> [Instructions for the task] Look through the data and write out every line with the word "prevedere" in it.

[start]

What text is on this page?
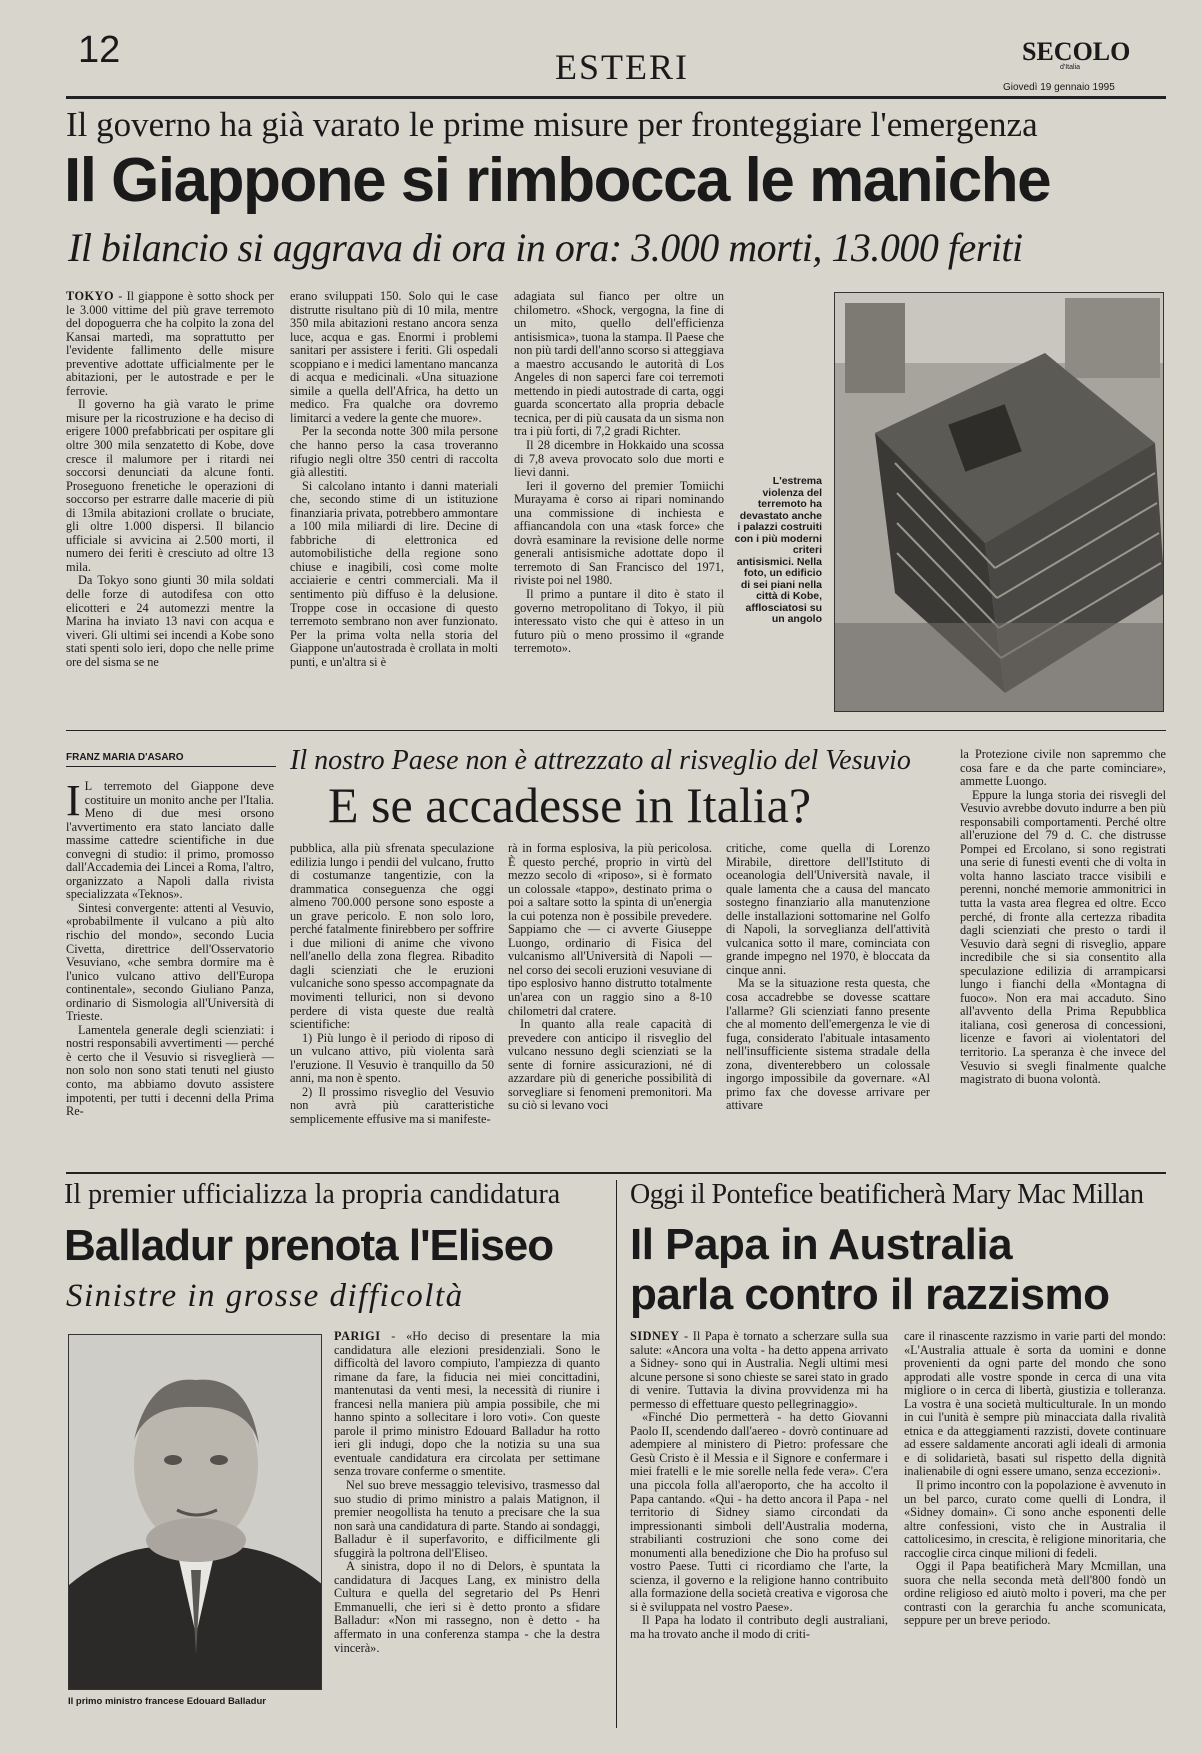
12	ESTERI	SECOLO
d'Italia
Giovedì 19 gennaio 1995
Il governo ha già varato le prime misure per fronteggiare l'emergenza
Il Giappone si rimbocca le maniche
Il bilancio si aggrava di ora in ora: 3.000 morti, 13.000 feriti

TOKYO - Il giappone è sotto shock per le 3.000 vittime del più grave terremoto del dopoguerra che ha colpito la zona del Kansai martedì, ma soprattutto per l'evidente fallimento delle misure preventive adottate ufficialmente per le abitazioni, per le autostrade e per le ferrovie.

Il governo ha già varato le prime misure per la ricostruzione e ha deciso di erigere 1000 prefabbricati per ospitare gli oltre 300 mila senzatetto di Kobe, dove cresce il malumore per i ritardi nei soccorsi denunciati da alcune fonti. Proseguono frenetiche le operazioni di soccorso per estrarre dalle macerie di più di 13mila abitazioni crollate o bruciate, gli oltre 1.000 dispersi. Il bilancio ufficiale si avvicina ai 2.500 morti, il numero dei feriti è cresciuto ad oltre 13 mila.

Da Tokyo sono giunti 30 mila soldati delle forze di autodifesa con otto elicotteri e 24 automezzi mentre la Marina ha inviato 13 navi con acqua e viveri. Gli ultimi sei incendi a Kobe sono stati spenti solo ieri, dopo che nelle prime ore del sisma se ne

erano sviluppati 150. Solo qui le case distrutte risultano più di 10 mila, mentre 350 mila abitazioni restano ancora senza luce, acqua e gas. Enormi i problemi sanitari per assistere i feriti. Gli ospedali scoppiano e i medici lamentano mancanza di acqua e medicinali. «Una situazione simile a quella dell'Africa, ha detto un medico. Fra qualche ora dovremo limitarci a vedere la gente che muore».

Per la seconda notte 300 mila persone che hanno perso la casa troveranno rifugio negli oltre 350 centri di raccolta già allestiti.

Si calcolano intanto i danni materiali che, secondo stime di un istituzione finanziaria privata, potrebbero ammontare a 100 mila miliardi di lire. Decine di fabbriche di elettronica ed automobilistiche della regione sono chiuse e inagibili, così come molte acciaierie e centri commerciali. Ma il sentimento più diffuso è la delusione. Troppe cose in occasione di questo terremoto sembrano non aver funzionato. Per la prima volta nella storia del Giappone un'autostrada è crollata in molti punti, e un'altra si è

adagiata sul fianco per oltre un chilometro. «Shock, vergogna, la fine di un mito, quello dell'efficienza antisismica», tuona la stampa. Il Paese che non più tardi dell'anno scorso si atteggiava a maestro accusando le autorità di Los Angeles di non saperci fare coi terremoti mettendo in piedi autostrade di carta, oggi guarda sconcertato alla propria debacle tecnica, per di più causata da un sisma non tra i più forti, di 7,2 gradi Richter.

Il 28 dicembre in Hokkaido una scossa di 7,8 aveva provocato solo due morti e lievi danni.

Ieri il governo del premier Tomiichi Murayama è corso ai ripari nominando una commissione di inchiesta e affiancandola con una «task force» che dovrà esaminare la revisione delle norme generali antisismiche adottate dopo il terremoto di San Francisco del 1971, riviste poi nel 1980.

Il primo a puntare il dito è stato il governo metropolitano di Tokyo, il più interessato visto che qui è atteso in un futuro più o meno prossimo il «grande terremoto».

L'estrema violenza del terremoto ha devastato anche i palazzi costruiti con i più moderni criteri antisismici. Nella foto, un edificio di sei piani nella città di Kobe, afflosciatosi su un angolo
FRANZ MARIA D'ASARO	Il nostro Paese non è attrezzato al risveglio del Vesuvio
E se accadesse in Italia?

I L terremoto del Giappone deve costituire un monito anche per l'Italia. Meno di due mesi orsono l'avvertimento era stato lanciato dalle massime cattedre scientifiche in due convegni di studio: il primo, promosso dall'Accademia dei Lincei a Roma, l'altro, organizzato a Napoli dalla rivista specializzata «Teknos».

Sintesi convergente: attenti al Vesuvio, «probabilmente il vulcano a più alto rischio del mondo», secondo Lucia Civetta, direttrice dell'Osservatorio Vesuviano, «che sembra dormire ma è l'unico vulcano attivo dell'Europa continentale», secondo Giuliano Panza, ordinario di Sismologia all'Università di Trieste.

Lamentela generale degli scienziati: i nostri responsabili avvertimenti — perché è certo che il Vesuvio si risveglierà — non solo non sono stati tenuti nel giusto conto, ma abbiamo dovuto assistere impotenti, per tutti i decenni della Prima Re-

pubblica, alla più sfrenata speculazione edilizia lungo i pendii del vulcano, frutto di costumanze tangentizie, con la drammatica conseguenza che oggi almeno 700.000 persone sono esposte a un grave pericolo. E non solo loro, perché fatalmente finirebbero per soffrire i due milioni di anime che vivono nell'anello della zona flegrea. Ribadito dagli scienziati che le eruzioni vulcaniche sono spesso accompagnate da movimenti tellurici, non si devono perdere di vista queste due realtà scientifiche:

1) Più lungo è il periodo di riposo di un vulcano attivo, più violenta sarà l'eruzione. Il Vesuvio è tranquillo da 50 anni, ma non è spento.

2) Il prossimo risveglio del Vesuvio non avrà più caratteristiche semplicemente effusive ma si manifeste-

rà in forma esplosiva, la più pericolosa. È questo perché, proprio in virtù del mezzo secolo di «riposo», si è formato un colossale «tappo», destinato prima o poi a saltare sotto la spinta di un'energia la cui potenza non è possibile prevedere. Sappiamo che — ci avverte Giuseppe Luongo, ordinario di Fisica del vulcanismo all'Università di Napoli — nel corso dei secoli eruzioni vesuviane di tipo esplosivo hanno distrutto totalmente un'area con un raggio sino a 8-10 chilometri dal cratere.

In quanto alla reale capacità di prevedere con anticipo il risveglio del vulcano nessuno degli scienziati se la sente di fornire assicurazioni, né di azzardare più di generiche possibilità di sorvegliare si fenomeni premonitori. Ma su ciò si levano voci

critiche, come quella di Lorenzo Mirabile, direttore dell'Istituto di oceanologia dell'Università navale, il quale lamenta che a causa del mancato sostegno finanziario alla manutenzione delle installazioni sottomarine nel Golfo di Napoli, la sorveglianza dell'attività vulcanica sotto il mare, cominciata con grande impegno nel 1970, è bloccata da cinque anni.

Ma se la situazione resta questa, che cosa accadrebbe se dovesse scattare l'allarme? Gli scienziati fanno presente che al momento dell'emergenza le vie di fuga, considerato l'abituale intasamento nell'insufficiente sistema stradale della zona, diventerebbero un colossale ingorgo impossibile da governare. «Al primo fax che dovesse arrivare per attivare

la Protezione civile non sapremmo che cosa fare e da che parte cominciare», ammette Luongo.

Eppure la lunga storia dei risvegli del Vesuvio avrebbe dovuto indurre a ben più responsabili comportamenti. Perché oltre all'eruzione del 79 d. C. che distrusse Pompei ed Ercolano, si sono registrati una serie di funesti eventi che di volta in volta hanno lasciato tracce visibili e perenni, nonché memorie ammonitrici in tutta la vasta area flegrea ed oltre. Ecco perché, di fronte alla certezza ribadita dagli scienziati che presto o tardi il Vesuvio darà segni di risveglio, appare incredibile che si sia consentito alla speculazione edilizia di arrampicarsi lungo i fianchi della «Montagna di fuoco». Non era mai accaduto. Sino all'avvento della Prima Repubblica italiana, così generosa di concessioni, licenze e favori ai violentatori del territorio. La speranza è che invece del Vesuvio si svegli finalmente qualche magistrato di buona volontà.

Il premier ufficializza la propria candidatura
Balladur prenota l'Eliseo
Sinistre in grosse difficoltà
Il primo ministro francese Edouard Balladur

PARIGI - «Ho deciso di presentare la mia candidatura alle elezioni presidenziali. Sono le difficoltà del lavoro compiuto, l'ampiezza di quanto rimane da fare, la fiducia nei miei concittadini, mantenutasi da venti mesi, la necessità di riunire i francesi nella maniera più ampia possibile, che mi hanno spinto a sollecitare i loro voti». Con queste parole il primo ministro Edouard Balladur ha rotto ieri gli indugi, dopo che la notizia su una sua eventuale candidatura era circolata per settimane senza trovare conferme o smentite.

Nel suo breve messaggio televisivo, trasmesso dal suo studio di primo ministro a palais Matignon, il premier neogollista ha tenuto a precisare che la sua non sarà una candidatura di parte. Stando ai sondaggi, Balladur è il superfavorito, e difficilmente gli sfuggirà la poltrona dell'Eliseo.

A sinistra, dopo il no di Delors, è spuntata la candidatura di Jacques Lang, ex ministro della Cultura e quella del segretario del Ps Henri Emmanuelli, che ieri si è detto pronto a sfidare Balladur: «Non mi rassegno, non è detto - ha affermato in una conferenza stampa - che la destra vincerà».

Oggi il Pontefice beatificherà Mary Mac Millan
Il Papa in Australia
parla contro il razzismo

SIDNEY - Il Papa è tornato a scherzare sulla sua salute: «Ancora una volta - ha detto appena arrivato a Sidney- sono qui in Australia. Negli ultimi mesi alcune persone si sono chieste se sarei stato in grado di venire. Tuttavia la divina provvidenza mi ha permesso di effettuare questo pellegrinaggio».

«Finché Dio permetterà - ha detto Giovanni Paolo II, scendendo dall'aereo - dovrò continuare ad adempiere al ministero di Pietro: professare che Gesù Cristo è il Messia e il Signore e confermare i miei fratelli e le mie sorelle nella fede vera». C'era una piccola folla all'aeroporto, che ha accolto il Papa cantando. «Qui - ha detto ancora il Papa - nel territorio di Sidney siamo circondati da impressionanti simboli dell'Australia moderna, strabilianti costruzioni che sono come dei monumenti alla benedizione che Dio ha profuso sul vostro Paese. Tutti ci ricordiamo che l'arte, la scienza, il governo e la religione hanno contribuito alla formazione della società creativa e vigorosa che si è sviluppata nel vostro Paese».

Il Papa ha lodato il contributo degli australiani, ma ha trovato anche il modo di criti-

care il rinascente razzismo in varie parti del mondo: «L'Australia attuale è sorta da uomini e donne provenienti da ogni parte del mondo che sono approdati alle vostre sponde in cerca di una vita migliore o in cerca di libertà, giustizia e tolleranza. La vostra è una società multiculturale. In un mondo in cui l'unità è sempre più minacciata dalla rivalità etnica e da atteggiamenti razzisti, dovete continuare ad essere saldamente ancorati agli ideali di armonia e di solidarietà, basati sul rispetto della dignità inalienabile di ogni essere umano, senza eccezioni».

Il primo incontro con la popolazione è avvenuto in un bel parco, curato come quelli di Londra, il «Sidney domain». Ci sono anche esponenti delle altre confessioni, visto che in Australia il cattolicesimo, in crescita, è religione minoritaria, che raccoglie circa cinque milioni di fedeli.

Oggi il Papa beatificherà Mary Mcmillan, una suora che nella seconda metà dell'800 fondò un ordine religioso ed aiutò molto i poveri, ma che per contrasti con la gerarchia fu anche scomunicata, seppure per un breve periodo.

[end]

> [Complete response]
rà in forma esplosiva, la più pericolosa. È questo perché, proprio in virtù del mezzo secolo di «riposo», si è formato un colossale «tappo», destinato prima o poi a saltare sotto la spinta di un'energia la cui potenza non è possibile prevedere. Sappiamo che — ci avverte Giuseppe Luongo, ordinario di Fisica del vulcanismo all'Università di Napoli — nel corso dei secoli eruzioni vesuviane di tipo esplosivo hanno distrutto totalmente un'area con un raggio sino a 8-10 chilometri dal cratere.
In quanto alla reale capacità di prevedere con anticipo il risveglio del vulcano nessuno degli scienziati se la sente di fornire assicurazioni, né di azzardare più di generiche possibilità di sorvegliare si fenomeni premonitori. Ma su ciò si levano voci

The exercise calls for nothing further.